§ **Part of a data file**
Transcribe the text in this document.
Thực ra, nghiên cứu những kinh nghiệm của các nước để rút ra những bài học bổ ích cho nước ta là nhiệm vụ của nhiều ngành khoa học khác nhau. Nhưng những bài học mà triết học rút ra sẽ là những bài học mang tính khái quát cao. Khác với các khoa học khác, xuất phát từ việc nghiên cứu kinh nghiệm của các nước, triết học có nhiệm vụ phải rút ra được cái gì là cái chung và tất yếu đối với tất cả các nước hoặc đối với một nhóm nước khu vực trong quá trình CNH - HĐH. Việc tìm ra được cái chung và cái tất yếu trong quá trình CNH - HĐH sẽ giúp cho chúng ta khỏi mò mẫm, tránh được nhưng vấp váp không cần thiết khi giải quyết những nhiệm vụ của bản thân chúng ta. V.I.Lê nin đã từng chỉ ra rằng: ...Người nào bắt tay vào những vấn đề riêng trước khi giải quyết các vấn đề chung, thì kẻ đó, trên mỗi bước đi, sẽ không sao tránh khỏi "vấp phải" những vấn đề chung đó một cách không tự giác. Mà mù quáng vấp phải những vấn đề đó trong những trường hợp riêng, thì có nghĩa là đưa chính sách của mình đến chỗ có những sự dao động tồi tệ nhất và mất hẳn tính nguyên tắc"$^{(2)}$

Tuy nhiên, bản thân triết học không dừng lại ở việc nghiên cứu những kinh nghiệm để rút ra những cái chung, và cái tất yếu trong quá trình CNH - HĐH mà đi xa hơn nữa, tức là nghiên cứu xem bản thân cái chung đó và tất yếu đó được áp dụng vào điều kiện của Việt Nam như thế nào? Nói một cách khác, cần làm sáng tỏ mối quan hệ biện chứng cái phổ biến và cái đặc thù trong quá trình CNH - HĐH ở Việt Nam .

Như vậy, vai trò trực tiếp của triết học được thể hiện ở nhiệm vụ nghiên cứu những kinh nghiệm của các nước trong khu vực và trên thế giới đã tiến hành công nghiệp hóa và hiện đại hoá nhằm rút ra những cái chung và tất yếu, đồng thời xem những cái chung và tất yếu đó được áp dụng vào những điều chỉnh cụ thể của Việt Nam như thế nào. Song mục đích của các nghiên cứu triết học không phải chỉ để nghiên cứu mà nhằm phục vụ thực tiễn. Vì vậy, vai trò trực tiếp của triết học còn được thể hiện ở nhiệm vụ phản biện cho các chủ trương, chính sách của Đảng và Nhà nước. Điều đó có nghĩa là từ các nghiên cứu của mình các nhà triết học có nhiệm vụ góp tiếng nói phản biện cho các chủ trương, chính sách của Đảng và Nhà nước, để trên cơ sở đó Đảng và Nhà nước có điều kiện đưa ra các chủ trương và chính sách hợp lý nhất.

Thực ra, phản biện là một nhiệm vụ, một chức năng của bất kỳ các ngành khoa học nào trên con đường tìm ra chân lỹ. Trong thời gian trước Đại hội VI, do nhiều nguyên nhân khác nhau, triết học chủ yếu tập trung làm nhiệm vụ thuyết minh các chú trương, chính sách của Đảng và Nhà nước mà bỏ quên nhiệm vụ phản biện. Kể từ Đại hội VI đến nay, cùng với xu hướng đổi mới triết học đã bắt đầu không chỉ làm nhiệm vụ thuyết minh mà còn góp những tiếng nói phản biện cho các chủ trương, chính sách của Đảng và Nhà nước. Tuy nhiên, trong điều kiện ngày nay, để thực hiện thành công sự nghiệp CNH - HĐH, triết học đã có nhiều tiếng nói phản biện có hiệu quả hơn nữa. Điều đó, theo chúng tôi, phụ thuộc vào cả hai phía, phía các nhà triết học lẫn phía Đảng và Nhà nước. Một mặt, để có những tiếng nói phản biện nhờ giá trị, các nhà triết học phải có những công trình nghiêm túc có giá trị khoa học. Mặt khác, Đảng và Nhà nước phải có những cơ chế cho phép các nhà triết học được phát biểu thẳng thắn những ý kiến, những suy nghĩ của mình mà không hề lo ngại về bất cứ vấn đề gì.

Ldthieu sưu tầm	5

§ **DIRECTIONS FOR THIS TASK**
Return each line of the data exactly as written above.

§ **WORKED SOLUTION**
Transcribe the text in this document.
Thực ra, nghiên cứu những kinh nghiệm của các nước để rút ra những bài học bổ ích cho nước ta là nhiệm vụ của nhiều ngành khoa học khác nhau. Nhưng những bài học mà triết học rút ra sẽ là những bài học mang tính khái quát cao. Khác với các khoa học khác, xuất phát từ việc nghiên cứu kinh nghiệm của các nước, triết học có nhiệm vụ phải rút ra được cái gì là cái chung và tất yếu đối với tất cả các nước hoặc đối với một nhóm nước khu vực trong quá trình CNH - HĐH. Việc tìm ra được cái chung và cái tất yếu trong quá trình CNH - HĐH sẽ giúp cho chúng ta khỏi mò mẫm, tránh được nhưng vấp váp không cần thiết khi giải quyết những nhiệm vụ của bản thân chúng ta. V.I.Lê nin đã từng chỉ ra rằng: ...Người nào bắt tay vào những vấn đề riêng trước khi giải quyết các vấn đề chung, thì kẻ đó, trên mỗi bước đi, sẽ không sao tránh khỏi "vấp phải" những vấn đề chung đó một cách không tự giác. Mà mù quáng vấp phải những vấn đề đó trong những trường hợp riêng, thì có nghĩa là đưa chính sách của mình đến chỗ có những sự dao động tồi tệ nhất và mất hẳn tính nguyên tắc"$^{(2)}$

Tuy nhiên, bản thân triết học không dừng lại ở việc nghiên cứu những kinh nghiệm để rút ra những cái chung, và cái tất yếu trong quá trình CNH - HĐH mà đi xa hơn nữa, tức là nghiên cứu xem bản thân cái chung đó và tất yếu đó được áp dụng vào điều kiện của Việt Nam như thế nào? Nói một cách khác, cần làm sáng tỏ mối quan hệ biện chứng cái phổ biến và cái đặc thù trong quá trình CNH - HĐH ở Việt Nam .

Như vậy, vai trò trực tiếp của triết học được thể hiện ở nhiệm vụ nghiên cứu những kinh nghiệm của các nước trong khu vực và trên thế giới đã tiến hành công nghiệp hóa và hiện đại hoá nhằm rút ra những cái chung và tất yếu, đồng thời xem những cái chung và tất yếu đó được áp dụng vào những điều chỉnh cụ thể của Việt Nam như thế nào. Song mục đích của các nghiên cứu triết học không phải chỉ để nghiên cứu mà nhằm phục vụ thực tiễn. Vì vậy, vai trò trực tiếp của triết học còn được thể hiện ở nhiệm vụ phản biện cho các chủ trương, chính sách của Đảng và Nhà nước. Điều đó có nghĩa là từ các nghiên cứu của mình các nhà triết học có nhiệm vụ góp tiếng nói phản biện cho các chủ trương, chính sách của Đảng và Nhà nước, để trên cơ sở đó Đảng và Nhà nước có điều kiện đưa ra các chủ trương và chính sách hợp lý nhất.

Thực ra, phản biện là một nhiệm vụ, một chức năng của bất kỳ các ngành khoa học nào trên con đường tìm ra chân lỹ. Trong thời gian trước Đại hội VI, do nhiều nguyên nhân khác nhau, triết học chủ yếu tập trung làm nhiệm vụ thuyết minh các chú trương, chính sách của Đảng và Nhà nước mà bỏ quên nhiệm vụ phản biện. Kể từ Đại hội VI đến nay, cùng với xu hướng đổi mới triết học đã bắt đầu không chỉ làm nhiệm vụ thuyết minh mà còn góp những tiếng nói phản biện cho các chủ trương, chính sách của Đảng và Nhà nước. Tuy nhiên, trong điều kiện ngày nay, để thực hiện thành công sự nghiệp CNH - HĐH, triết học đã có nhiều tiếng nói phản biện có hiệu quả hơn nữa. Điều đó, theo chúng tôi, phụ thuộc vào cả hai phía, phía các nhà triết học lẫn phía Đảng và Nhà nước. Một mặt, để có những tiếng nói phản biện nhờ giá trị, các nhà triết học phải có những công trình nghiêm túc có giá trị khoa học. Mặt khác, Đảng và Nhà nước phải có những cơ chế cho phép các nhà triết học được phát biểu thẳng thắn những ý kiến, những suy nghĩ của mình mà không hề lo ngại về bất cứ vấn đề gì.

Ldthieu sưu tầm	5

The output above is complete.